(Data records)
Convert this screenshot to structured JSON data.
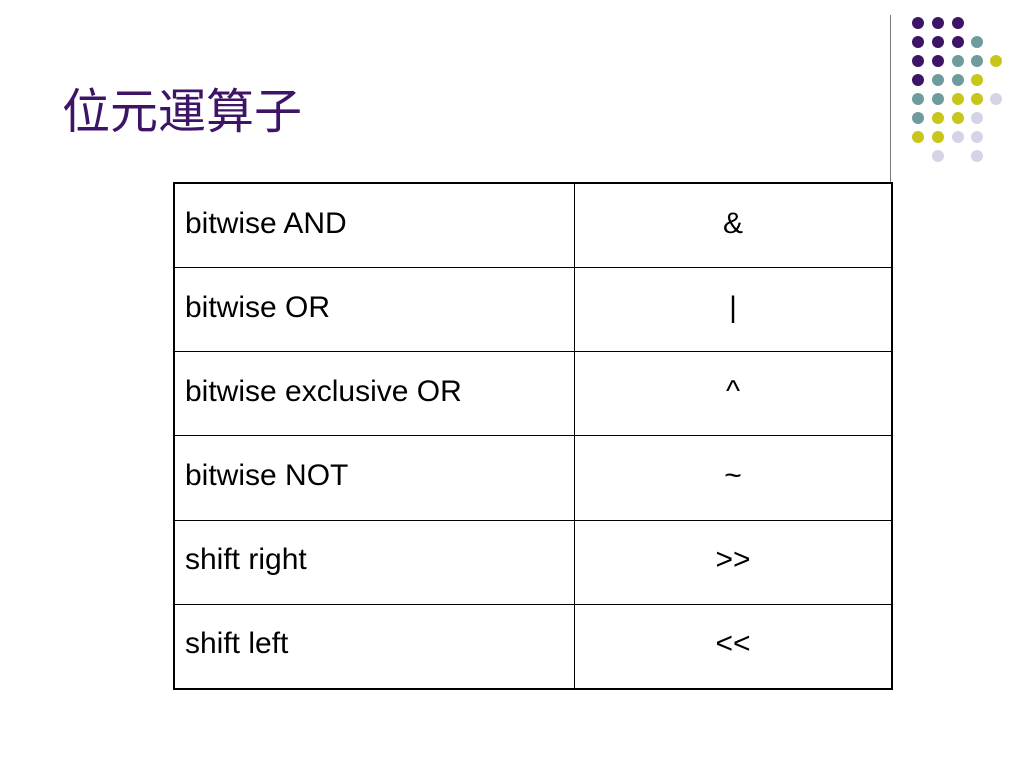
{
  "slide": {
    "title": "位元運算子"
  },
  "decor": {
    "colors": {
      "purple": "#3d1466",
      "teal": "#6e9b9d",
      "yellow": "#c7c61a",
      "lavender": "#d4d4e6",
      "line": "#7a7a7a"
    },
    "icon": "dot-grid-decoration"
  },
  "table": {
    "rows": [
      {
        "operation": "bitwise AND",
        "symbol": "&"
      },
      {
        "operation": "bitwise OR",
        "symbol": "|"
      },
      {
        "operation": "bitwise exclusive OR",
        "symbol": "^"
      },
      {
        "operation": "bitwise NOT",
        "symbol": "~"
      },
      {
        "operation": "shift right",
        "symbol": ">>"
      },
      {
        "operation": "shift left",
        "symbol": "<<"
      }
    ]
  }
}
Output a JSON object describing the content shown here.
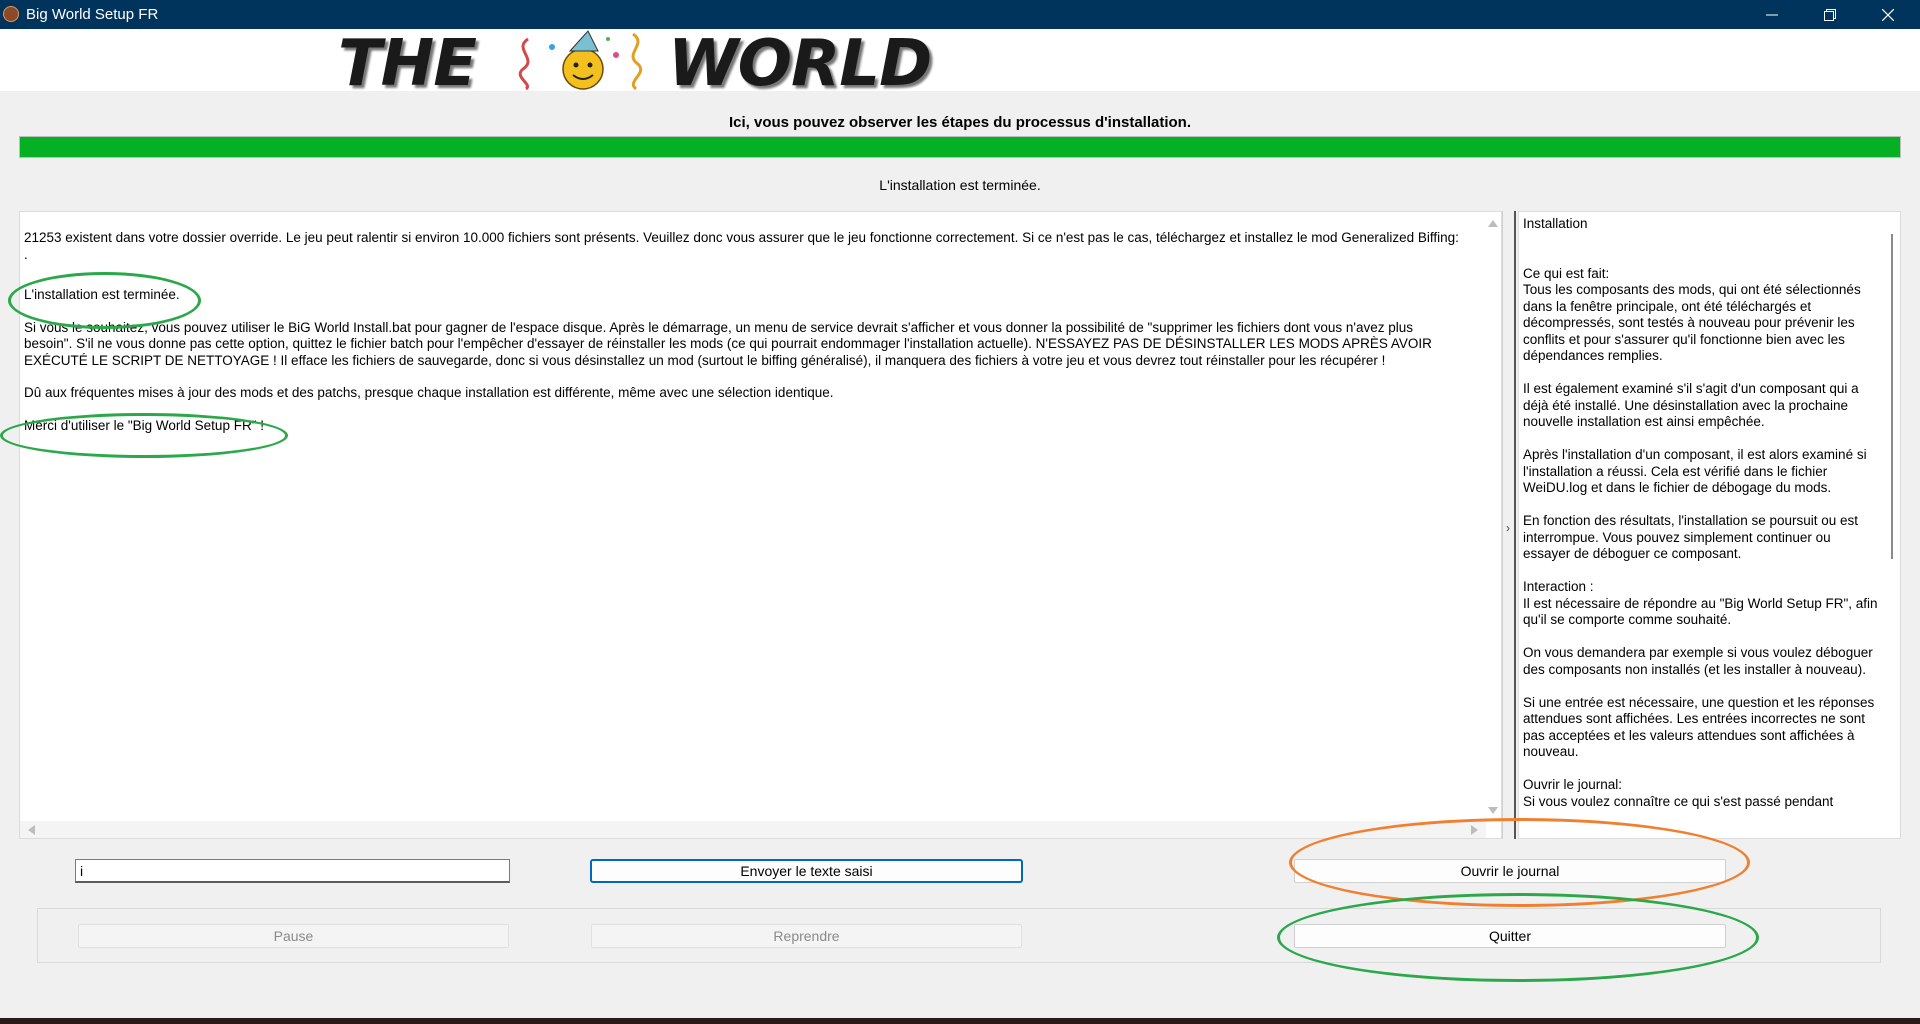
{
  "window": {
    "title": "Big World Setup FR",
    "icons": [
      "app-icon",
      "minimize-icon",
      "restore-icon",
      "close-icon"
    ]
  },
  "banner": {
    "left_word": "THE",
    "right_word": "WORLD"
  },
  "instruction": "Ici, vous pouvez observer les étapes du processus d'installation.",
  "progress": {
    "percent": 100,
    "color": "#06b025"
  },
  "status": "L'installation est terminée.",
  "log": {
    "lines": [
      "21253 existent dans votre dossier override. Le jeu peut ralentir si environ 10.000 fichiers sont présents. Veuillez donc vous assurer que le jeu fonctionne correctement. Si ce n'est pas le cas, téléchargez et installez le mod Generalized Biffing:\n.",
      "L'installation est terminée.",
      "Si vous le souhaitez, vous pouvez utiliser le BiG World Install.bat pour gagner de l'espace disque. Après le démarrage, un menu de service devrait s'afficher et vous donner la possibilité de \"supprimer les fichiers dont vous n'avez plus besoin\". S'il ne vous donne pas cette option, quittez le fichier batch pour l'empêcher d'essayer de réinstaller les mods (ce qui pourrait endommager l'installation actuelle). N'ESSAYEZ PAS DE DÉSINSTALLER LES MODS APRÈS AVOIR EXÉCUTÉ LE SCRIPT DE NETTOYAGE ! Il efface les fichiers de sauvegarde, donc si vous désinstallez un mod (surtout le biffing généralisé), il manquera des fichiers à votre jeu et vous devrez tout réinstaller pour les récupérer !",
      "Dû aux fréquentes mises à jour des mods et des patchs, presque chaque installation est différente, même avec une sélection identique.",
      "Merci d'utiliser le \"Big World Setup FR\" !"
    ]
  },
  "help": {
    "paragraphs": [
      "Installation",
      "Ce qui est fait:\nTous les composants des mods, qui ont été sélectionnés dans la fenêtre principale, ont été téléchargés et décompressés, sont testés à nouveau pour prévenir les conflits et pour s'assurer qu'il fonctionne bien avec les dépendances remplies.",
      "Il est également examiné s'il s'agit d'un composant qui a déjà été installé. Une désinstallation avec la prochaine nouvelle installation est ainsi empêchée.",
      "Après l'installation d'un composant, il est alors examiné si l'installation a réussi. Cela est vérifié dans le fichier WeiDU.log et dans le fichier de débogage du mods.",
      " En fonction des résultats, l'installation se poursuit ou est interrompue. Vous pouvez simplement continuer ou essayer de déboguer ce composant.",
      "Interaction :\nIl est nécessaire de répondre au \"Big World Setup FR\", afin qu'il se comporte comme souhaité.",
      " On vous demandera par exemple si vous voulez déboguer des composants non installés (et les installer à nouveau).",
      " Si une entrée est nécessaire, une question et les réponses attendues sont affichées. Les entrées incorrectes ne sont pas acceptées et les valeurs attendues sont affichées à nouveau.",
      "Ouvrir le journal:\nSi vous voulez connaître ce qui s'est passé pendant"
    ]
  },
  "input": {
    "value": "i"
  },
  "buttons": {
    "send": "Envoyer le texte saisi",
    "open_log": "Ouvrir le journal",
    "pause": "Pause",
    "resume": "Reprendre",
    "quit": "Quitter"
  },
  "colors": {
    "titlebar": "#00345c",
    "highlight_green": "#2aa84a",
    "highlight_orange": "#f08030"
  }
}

◆ TASK BRIEF: Collect the complete line wherever the string "Setup" appears in the records.

◆ RESULT:
    "title": "Big World Setup FR",
      "Merci d'utiliser le \"Big World Setup FR\" !"
      "Interaction :\nIl est nécessaire de répondre au \"Big World Setup FR\", afin qu'il se comporte comme souhaité.",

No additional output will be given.